Dataset records:
• • •

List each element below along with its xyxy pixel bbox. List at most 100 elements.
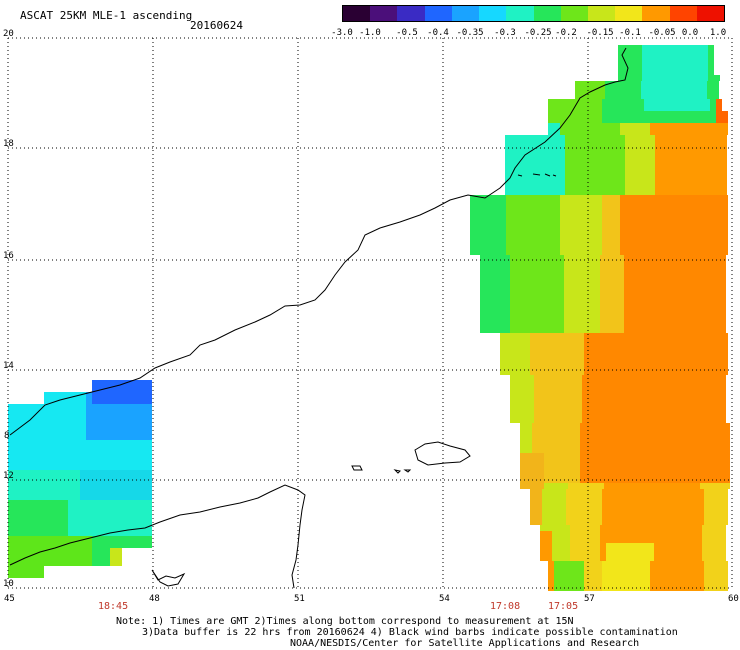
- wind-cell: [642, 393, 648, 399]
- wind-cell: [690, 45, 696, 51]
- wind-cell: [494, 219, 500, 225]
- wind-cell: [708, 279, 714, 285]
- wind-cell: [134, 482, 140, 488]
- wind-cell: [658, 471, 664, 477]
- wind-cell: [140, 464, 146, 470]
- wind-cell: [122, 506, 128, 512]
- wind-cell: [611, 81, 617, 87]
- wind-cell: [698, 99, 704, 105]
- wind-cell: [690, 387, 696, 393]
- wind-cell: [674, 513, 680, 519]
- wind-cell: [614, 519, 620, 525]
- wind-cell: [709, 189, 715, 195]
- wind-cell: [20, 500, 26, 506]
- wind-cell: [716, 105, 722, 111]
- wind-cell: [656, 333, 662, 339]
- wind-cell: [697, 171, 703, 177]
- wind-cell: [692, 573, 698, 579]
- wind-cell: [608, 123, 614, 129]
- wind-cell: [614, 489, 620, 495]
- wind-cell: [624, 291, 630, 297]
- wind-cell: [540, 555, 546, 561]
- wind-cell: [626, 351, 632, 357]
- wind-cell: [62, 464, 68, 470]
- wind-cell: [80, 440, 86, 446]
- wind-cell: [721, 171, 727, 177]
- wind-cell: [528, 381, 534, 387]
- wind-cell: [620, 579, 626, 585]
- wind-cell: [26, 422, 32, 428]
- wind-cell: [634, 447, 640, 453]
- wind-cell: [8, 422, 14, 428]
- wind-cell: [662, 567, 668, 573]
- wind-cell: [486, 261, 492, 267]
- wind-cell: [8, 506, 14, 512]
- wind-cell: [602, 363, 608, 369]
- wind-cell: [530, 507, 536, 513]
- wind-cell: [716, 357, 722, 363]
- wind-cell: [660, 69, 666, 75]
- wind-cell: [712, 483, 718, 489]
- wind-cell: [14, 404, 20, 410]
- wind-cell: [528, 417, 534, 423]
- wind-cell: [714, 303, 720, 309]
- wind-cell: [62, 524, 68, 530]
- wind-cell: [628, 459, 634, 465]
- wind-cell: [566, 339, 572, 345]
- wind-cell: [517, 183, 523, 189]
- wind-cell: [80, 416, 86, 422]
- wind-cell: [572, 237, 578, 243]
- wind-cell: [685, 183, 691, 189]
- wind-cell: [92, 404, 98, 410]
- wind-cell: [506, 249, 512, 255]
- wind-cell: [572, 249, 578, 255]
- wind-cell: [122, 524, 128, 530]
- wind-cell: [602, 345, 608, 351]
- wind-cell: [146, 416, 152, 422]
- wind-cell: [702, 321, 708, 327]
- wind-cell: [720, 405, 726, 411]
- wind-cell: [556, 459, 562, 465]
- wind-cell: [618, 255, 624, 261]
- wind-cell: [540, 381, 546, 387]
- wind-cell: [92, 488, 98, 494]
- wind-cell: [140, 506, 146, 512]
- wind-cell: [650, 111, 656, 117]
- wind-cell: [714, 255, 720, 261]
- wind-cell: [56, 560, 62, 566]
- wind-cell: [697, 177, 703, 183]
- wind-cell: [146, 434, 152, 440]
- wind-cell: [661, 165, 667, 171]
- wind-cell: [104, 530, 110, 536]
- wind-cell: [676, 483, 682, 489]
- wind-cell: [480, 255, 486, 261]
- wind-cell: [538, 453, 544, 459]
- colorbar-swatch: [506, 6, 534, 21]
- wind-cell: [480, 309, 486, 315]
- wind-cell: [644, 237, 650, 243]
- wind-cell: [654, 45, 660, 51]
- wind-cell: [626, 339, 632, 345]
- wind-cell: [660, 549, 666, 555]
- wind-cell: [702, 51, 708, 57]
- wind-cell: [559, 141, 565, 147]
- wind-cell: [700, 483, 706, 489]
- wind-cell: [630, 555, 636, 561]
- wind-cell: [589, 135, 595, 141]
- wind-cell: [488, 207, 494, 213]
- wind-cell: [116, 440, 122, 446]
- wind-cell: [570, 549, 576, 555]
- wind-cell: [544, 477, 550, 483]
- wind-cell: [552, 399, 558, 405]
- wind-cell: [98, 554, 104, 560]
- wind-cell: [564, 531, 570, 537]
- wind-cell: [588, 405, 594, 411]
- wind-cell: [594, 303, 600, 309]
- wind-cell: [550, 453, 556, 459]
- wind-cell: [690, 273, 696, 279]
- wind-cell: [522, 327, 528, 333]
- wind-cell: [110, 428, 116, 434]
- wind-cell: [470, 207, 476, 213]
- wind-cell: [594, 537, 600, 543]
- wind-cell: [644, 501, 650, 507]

• • •

- TASK OBJECTIVE
Substitute "wind-arrow" for "wind-cell" in the entries, starting with the line that contains "- wind-cell: [642, 393, 648, 399]" and going on through the line that contains "- wind-cell: [528, 381, 534, 387]". Give back only those lines, with everything else unchanged.

- RESULT
- wind-arrow: [642, 393, 648, 399]
- wind-arrow: [690, 45, 696, 51]
- wind-arrow: [494, 219, 500, 225]
- wind-arrow: [708, 279, 714, 285]
- wind-arrow: [134, 482, 140, 488]
- wind-arrow: [658, 471, 664, 477]
- wind-arrow: [140, 464, 146, 470]
- wind-arrow: [122, 506, 128, 512]
- wind-arrow: [611, 81, 617, 87]
- wind-arrow: [698, 99, 704, 105]
- wind-arrow: [690, 387, 696, 393]
- wind-arrow: [674, 513, 680, 519]
- wind-arrow: [614, 519, 620, 525]
- wind-arrow: [709, 189, 715, 195]
- wind-arrow: [20, 500, 26, 506]
- wind-arrow: [716, 105, 722, 111]
- wind-arrow: [656, 333, 662, 339]
- wind-arrow: [697, 171, 703, 177]
- wind-arrow: [692, 573, 698, 579]
- wind-arrow: [608, 123, 614, 129]
- wind-arrow: [614, 489, 620, 495]
- wind-arrow: [624, 291, 630, 297]
- wind-arrow: [540, 555, 546, 561]
- wind-arrow: [626, 351, 632, 357]
- wind-arrow: [62, 464, 68, 470]
- wind-arrow: [80, 440, 86, 446]
- wind-arrow: [721, 171, 727, 177]
- wind-arrow: [528, 381, 534, 387]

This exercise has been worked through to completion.